Available data:

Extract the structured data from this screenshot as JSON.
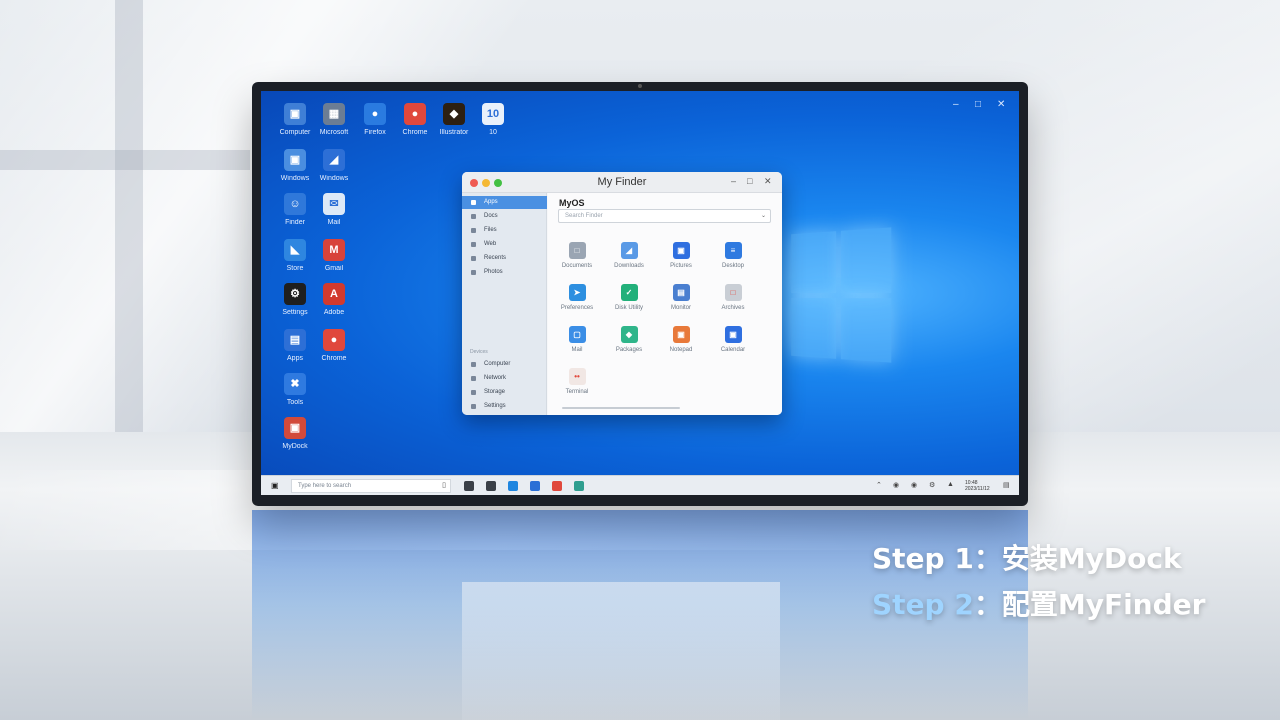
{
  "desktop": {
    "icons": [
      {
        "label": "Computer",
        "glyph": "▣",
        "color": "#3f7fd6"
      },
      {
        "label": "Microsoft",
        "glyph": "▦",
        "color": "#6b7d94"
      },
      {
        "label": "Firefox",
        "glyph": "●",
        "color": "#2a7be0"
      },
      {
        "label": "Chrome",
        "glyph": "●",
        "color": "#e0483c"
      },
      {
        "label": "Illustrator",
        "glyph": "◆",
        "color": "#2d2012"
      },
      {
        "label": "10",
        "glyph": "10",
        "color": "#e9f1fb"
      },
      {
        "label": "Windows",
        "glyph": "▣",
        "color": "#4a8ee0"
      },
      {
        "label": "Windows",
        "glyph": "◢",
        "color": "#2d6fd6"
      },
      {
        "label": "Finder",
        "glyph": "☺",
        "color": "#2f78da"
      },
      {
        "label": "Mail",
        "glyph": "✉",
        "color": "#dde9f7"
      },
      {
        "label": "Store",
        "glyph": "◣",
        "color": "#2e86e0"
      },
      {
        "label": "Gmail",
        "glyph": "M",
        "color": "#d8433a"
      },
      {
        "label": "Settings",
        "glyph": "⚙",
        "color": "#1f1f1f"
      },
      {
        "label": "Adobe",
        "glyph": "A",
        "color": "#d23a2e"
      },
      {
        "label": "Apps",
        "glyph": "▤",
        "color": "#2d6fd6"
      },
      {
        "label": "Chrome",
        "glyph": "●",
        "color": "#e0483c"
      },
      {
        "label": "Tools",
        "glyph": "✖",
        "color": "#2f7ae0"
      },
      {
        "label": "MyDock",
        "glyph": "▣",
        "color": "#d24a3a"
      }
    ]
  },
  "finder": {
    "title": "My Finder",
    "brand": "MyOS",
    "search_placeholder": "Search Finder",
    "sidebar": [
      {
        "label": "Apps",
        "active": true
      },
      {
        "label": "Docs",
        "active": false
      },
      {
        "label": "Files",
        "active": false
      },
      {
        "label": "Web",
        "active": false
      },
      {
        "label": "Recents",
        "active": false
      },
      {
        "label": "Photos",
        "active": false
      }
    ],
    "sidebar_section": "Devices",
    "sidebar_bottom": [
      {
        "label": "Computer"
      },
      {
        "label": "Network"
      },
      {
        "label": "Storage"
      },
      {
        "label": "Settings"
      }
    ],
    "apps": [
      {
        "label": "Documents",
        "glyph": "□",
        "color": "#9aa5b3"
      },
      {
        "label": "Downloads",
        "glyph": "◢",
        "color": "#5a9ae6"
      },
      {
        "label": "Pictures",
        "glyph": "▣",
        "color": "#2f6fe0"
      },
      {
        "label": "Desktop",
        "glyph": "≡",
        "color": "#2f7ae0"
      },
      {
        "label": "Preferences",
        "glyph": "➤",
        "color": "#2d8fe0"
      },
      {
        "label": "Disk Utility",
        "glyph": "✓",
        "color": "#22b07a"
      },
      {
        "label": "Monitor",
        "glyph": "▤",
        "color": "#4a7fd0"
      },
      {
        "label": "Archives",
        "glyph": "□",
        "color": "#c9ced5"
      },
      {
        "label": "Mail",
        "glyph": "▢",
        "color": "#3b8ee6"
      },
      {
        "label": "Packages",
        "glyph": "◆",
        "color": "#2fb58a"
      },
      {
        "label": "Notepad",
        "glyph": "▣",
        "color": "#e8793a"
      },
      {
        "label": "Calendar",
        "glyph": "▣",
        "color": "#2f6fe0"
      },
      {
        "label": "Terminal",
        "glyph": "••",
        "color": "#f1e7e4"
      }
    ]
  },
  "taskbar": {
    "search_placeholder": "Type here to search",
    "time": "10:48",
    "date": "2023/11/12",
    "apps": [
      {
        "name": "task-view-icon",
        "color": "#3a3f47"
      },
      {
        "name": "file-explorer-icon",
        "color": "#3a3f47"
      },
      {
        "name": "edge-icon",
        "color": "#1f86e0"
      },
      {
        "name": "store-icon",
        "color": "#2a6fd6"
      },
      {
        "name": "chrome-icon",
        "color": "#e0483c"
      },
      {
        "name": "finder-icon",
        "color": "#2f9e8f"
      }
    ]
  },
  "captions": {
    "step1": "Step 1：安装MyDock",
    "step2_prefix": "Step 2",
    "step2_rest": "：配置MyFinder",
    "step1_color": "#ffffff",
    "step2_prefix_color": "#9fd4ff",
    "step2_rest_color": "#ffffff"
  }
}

Exercise task:
Transcribe the records above exactly, omitting every picture they contain.

Answer to the task:
Extract the structured data from this screenshot as JSON.
{
  "desktop": {
    "icons": [
      {
        "label": "Computer",
        "glyph": "▣",
        "color": "#3f7fd6"
      },
      {
        "label": "Microsoft",
        "glyph": "▦",
        "color": "#6b7d94"
      },
      {
        "label": "Firefox",
        "glyph": "●",
        "color": "#2a7be0"
      },
      {
        "label": "Chrome",
        "glyph": "●",
        "color": "#e0483c"
      },
      {
        "label": "Illustrator",
        "glyph": "◆",
        "color": "#2d2012"
      },
      {
        "label": "10",
        "glyph": "10",
        "color": "#e9f1fb"
      },
      {
        "label": "Windows",
        "glyph": "▣",
        "color": "#4a8ee0"
      },
      {
        "label": "Windows",
        "glyph": "◢",
        "color": "#2d6fd6"
      },
      {
        "label": "Finder",
        "glyph": "☺",
        "color": "#2f78da"
      },
      {
        "label": "Mail",
        "glyph": "✉",
        "color": "#dde9f7"
      },
      {
        "label": "Store",
        "glyph": "◣",
        "color": "#2e86e0"
      },
      {
        "label": "Gmail",
        "glyph": "M",
        "color": "#d8433a"
      },
      {
        "label": "Settings",
        "glyph": "⚙",
        "color": "#1f1f1f"
      },
      {
        "label": "Adobe",
        "glyph": "A",
        "color": "#d23a2e"
      },
      {
        "label": "Apps",
        "glyph": "▤",
        "color": "#2d6fd6"
      },
      {
        "label": "Chrome",
        "glyph": "●",
        "color": "#e0483c"
      },
      {
        "label": "Tools",
        "glyph": "✖",
        "color": "#2f7ae0"
      },
      {
        "label": "MyDock",
        "glyph": "▣",
        "color": "#d24a3a"
      }
    ]
  },
  "finder": {
    "title": "My Finder",
    "brand": "MyOS",
    "search_placeholder": "Search Finder",
    "sidebar": [
      {
        "label": "Apps",
        "active": true
      },
      {
        "label": "Docs",
        "active": false
      },
      {
        "label": "Files",
        "active": false
      },
      {
        "label": "Web",
        "active": false
      },
      {
        "label": "Recents",
        "active": false
      },
      {
        "label": "Photos",
        "active": false
      }
    ],
    "sidebar_section": "Devices",
    "sidebar_bottom": [
      {
        "label": "Computer"
      },
      {
        "label": "Network"
      },
      {
        "label": "Storage"
      },
      {
        "label": "Settings"
      }
    ],
    "apps": [
      {
        "label": "Documents",
        "glyph": "□",
        "color": "#9aa5b3"
      },
      {
        "label": "Downloads",
        "glyph": "◢",
        "color": "#5a9ae6"
      },
      {
        "label": "Pictures",
        "glyph": "▣",
        "color": "#2f6fe0"
      },
      {
        "label": "Desktop",
        "glyph": "≡",
        "color": "#2f7ae0"
      },
      {
        "label": "Preferences",
        "glyph": "➤",
        "color": "#2d8fe0"
      },
      {
        "label": "Disk Utility",
        "glyph": "✓",
        "color": "#22b07a"
      },
      {
        "label": "Monitor",
        "glyph": "▤",
        "color": "#4a7fd0"
      },
      {
        "label": "Archives",
        "glyph": "□",
        "color": "#c9ced5"
      },
      {
        "label": "Mail",
        "glyph": "▢",
        "color": "#3b8ee6"
      },
      {
        "label": "Packages",
        "glyph": "◆",
        "color": "#2fb58a"
      },
      {
        "label": "Notepad",
        "glyph": "▣",
        "color": "#e8793a"
      },
      {
        "label": "Calendar",
        "glyph": "▣",
        "color": "#2f6fe0"
      },
      {
        "label": "Terminal",
        "glyph": "••",
        "color": "#f1e7e4"
      }
    ]
  },
  "taskbar": {
    "search_placeholder": "Type here to search",
    "time": "10:48",
    "date": "2023/11/12",
    "apps": [
      {
        "name": "task-view-icon",
        "color": "#3a3f47"
      },
      {
        "name": "file-explorer-icon",
        "color": "#3a3f47"
      },
      {
        "name": "edge-icon",
        "color": "#1f86e0"
      },
      {
        "name": "store-icon",
        "color": "#2a6fd6"
      },
      {
        "name": "chrome-icon",
        "color": "#e0483c"
      },
      {
        "name": "finder-icon",
        "color": "#2f9e8f"
      }
    ]
  },
  "captions": {
    "step1": "Step 1：安装MyDock",
    "step2_prefix": "Step 2",
    "step2_rest": "：配置MyFinder",
    "step1_color": "#ffffff",
    "step2_prefix_color": "#9fd4ff",
    "step2_rest_color": "#ffffff"
  }
}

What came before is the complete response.